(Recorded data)
--- begin ---

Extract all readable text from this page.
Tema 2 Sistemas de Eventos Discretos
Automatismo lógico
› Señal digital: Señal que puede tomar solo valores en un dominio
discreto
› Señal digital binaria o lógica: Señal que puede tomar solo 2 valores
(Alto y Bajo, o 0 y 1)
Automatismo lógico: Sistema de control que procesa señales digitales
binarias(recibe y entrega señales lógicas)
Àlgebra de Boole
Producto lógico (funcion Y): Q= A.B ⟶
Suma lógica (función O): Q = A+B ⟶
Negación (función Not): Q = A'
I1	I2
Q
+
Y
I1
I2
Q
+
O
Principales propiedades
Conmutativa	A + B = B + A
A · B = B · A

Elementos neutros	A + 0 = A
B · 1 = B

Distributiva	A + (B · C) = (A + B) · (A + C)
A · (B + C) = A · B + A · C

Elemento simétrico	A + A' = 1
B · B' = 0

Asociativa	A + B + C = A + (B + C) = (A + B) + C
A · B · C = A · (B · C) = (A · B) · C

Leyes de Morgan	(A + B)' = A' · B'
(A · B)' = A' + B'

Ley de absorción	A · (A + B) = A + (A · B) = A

--- end ---

> [Written instruction] Copy out the full set of records precisely, leaving nothing out.

> [Full output]
Extract all readable text from this page.
Tema 2 Sistemas de Eventos Discretos
Automatismo lógico
› Señal digital: Señal que puede tomar solo valores en un dominio
discreto
› Señal digital binaria o lógica: Señal que puede tomar solo 2 valores
(Alto y Bajo, o 0 y 1)
Automatismo lógico: Sistema de control que procesa señales digitales
binarias(recibe y entrega señales lógicas)
Àlgebra de Boole
Producto lógico (funcion Y): Q= A.B ⟶
Suma lógica (función O): Q = A+B ⟶
Negación (función Not): Q = A'
I1	I2
Q
+
Y
I1
I2
Q
+
O
Principales propiedades
Conmutativa	A + B = B + A
A · B = B · A

Elementos neutros	A + 0 = A
B · 1 = B

Distributiva	A + (B · C) = (A + B) · (A + C)
A · (B + C) = A · B + A · C

Elemento simétrico	A + A' = 1
B · B' = 0

Asociativa	A + B + C = A + (B + C) = (A + B) + C
A · B · C = A · (B · C) = (A · B) · C

Leyes de Morgan	(A + B)' = A' · B'
(A · B)' = A' + B'

Ley de absorción	A · (A + B) = A + (A · B) = A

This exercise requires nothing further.